** start Rows **
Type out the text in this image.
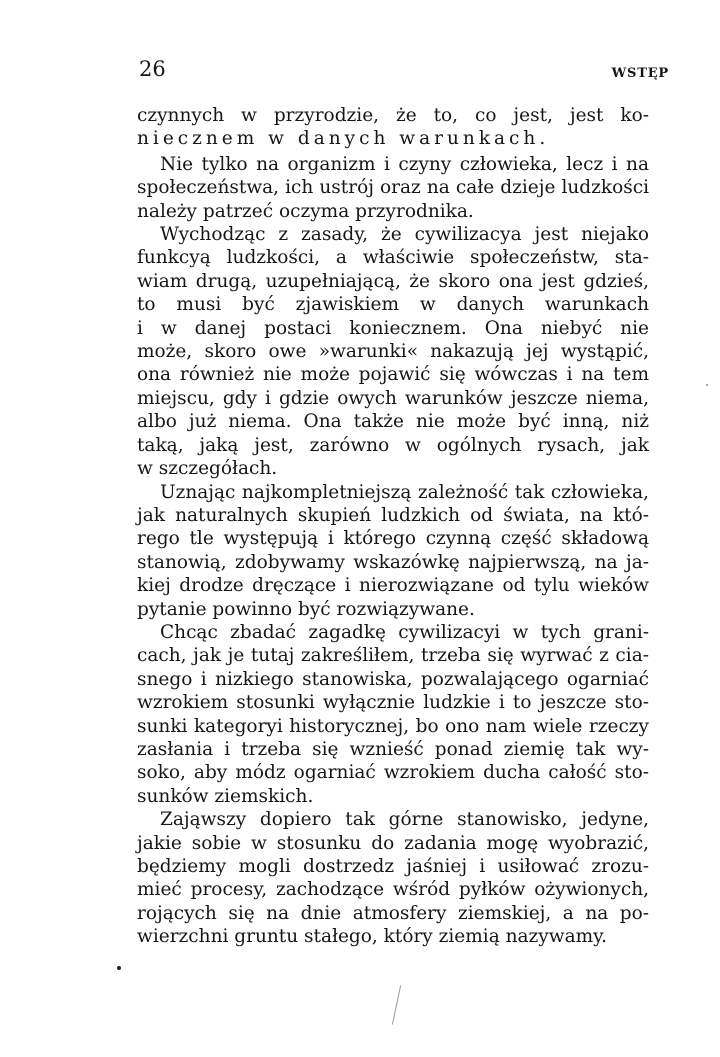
26	WSTĘP
czynnych w przyrodzie, że to, co jest, jest ko-
niecznem w danych warunkach.
Nie tylko na organizm i czyny człowieka, lecz i na
społeczeństwa, ich ustrój oraz na całe dzieje ludzkości
należy patrzeć oczyma przyrodnika.
Wychodząc z zasady, że cywilizacya jest niejako
funkcyą ludzkości, a właściwie społeczeństw, sta-
wiam drugą, uzupełniającą, że skoro ona jest gdzieś,
to musi być zjawiskiem w danych warunkach
i w danej postaci koniecznem. Ona niebyć nie
może, skoro owe »warunki« nakazują jej wystąpić,
ona również nie może pojawić się wówczas i na tem
miejscu, gdy i gdzie owych warunków jeszcze niema,
albo już niema. Ona także nie może być inną, niż
taką, jaką jest, zarówno w ogólnych rysach, jak
w szczegółach.
Uznając najkompletniejszą zależność tak człowieka,
jak naturalnych skupień ludzkich od świata, na któ-
rego tle występują i którego czynną część składową
stanowią, zdobywamy wskazówkę najpierwszą, na ja-
kiej drodze dręczące i nierozwiązane od tylu wieków
pytanie powinno być rozwiązywane.
Chcąc zbadać zagadkę cywilizacyi w tych grani-
cach, jak je tutaj zakreśliłem, trzeba się wyrwać z cia-
snego i nizkiego stanowiska, pozwalającego ogarniać
wzrokiem stosunki wyłącznie ludzkie i to jeszcze sto-
sunki kategoryi historycznej, bo ono nam wiele rzeczy
zasłania i trzeba się wznieść ponad ziemię tak wy-
soko, aby módz ogarniać wzrokiem ducha całość sto-
sunków ziemskich.
Zająwszy dopiero tak górne stanowisko, jedyne,
jakie sobie w stosunku do zadania mogę wyobrazić,
będziemy mogli dostrzedz jaśniej i usiłować zrozu-
mieć procesy, zachodzące wśród pyłków ożywionych,
rojących się na dnie atmosfery ziemskiej, a na po-
wierzchni gruntu stałego, który ziemią nazywamy.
** end Rows **
**Goal:** Quote the material exactly. Pictures stay out.

**The reply:**
Type out the text in this image.
26	WSTĘP
czynnych w przyrodzie, że to, co jest, jest ko-
niecznem w danych warunkach.
Nie tylko na organizm i czyny człowieka, lecz i na
społeczeństwa, ich ustrój oraz na całe dzieje ludzkości
należy patrzeć oczyma przyrodnika.
Wychodząc z zasady, że cywilizacya jest niejako
funkcyą ludzkości, a właściwie społeczeństw, sta-
wiam drugą, uzupełniającą, że skoro ona jest gdzieś,
to musi być zjawiskiem w danych warunkach
i w danej postaci koniecznem. Ona niebyć nie
może, skoro owe »warunki« nakazują jej wystąpić,
ona również nie może pojawić się wówczas i na tem
miejscu, gdy i gdzie owych warunków jeszcze niema,
albo już niema. Ona także nie może być inną, niż
taką, jaką jest, zarówno w ogólnych rysach, jak
w szczegółach.
Uznając najkompletniejszą zależność tak człowieka,
jak naturalnych skupień ludzkich od świata, na któ-
rego tle występują i którego czynną część składową
stanowią, zdobywamy wskazówkę najpierwszą, na ja-
kiej drodze dręczące i nierozwiązane od tylu wieków
pytanie powinno być rozwiązywane.
Chcąc zbadać zagadkę cywilizacyi w tych grani-
cach, jak je tutaj zakreśliłem, trzeba się wyrwać z cia-
snego i nizkiego stanowiska, pozwalającego ogarniać
wzrokiem stosunki wyłącznie ludzkie i to jeszcze sto-
sunki kategoryi historycznej, bo ono nam wiele rzeczy
zasłania i trzeba się wznieść ponad ziemię tak wy-
soko, aby módz ogarniać wzrokiem ducha całość sto-
sunków ziemskich.
Zająwszy dopiero tak górne stanowisko, jedyne,
jakie sobie w stosunku do zadania mogę wyobrazić,
będziemy mogli dostrzedz jaśniej i usiłować zrozu-
mieć procesy, zachodzące wśród pyłków ożywionych,
rojących się na dnie atmosfery ziemskiej, a na po-
wierzchni gruntu stałego, który ziemią nazywamy.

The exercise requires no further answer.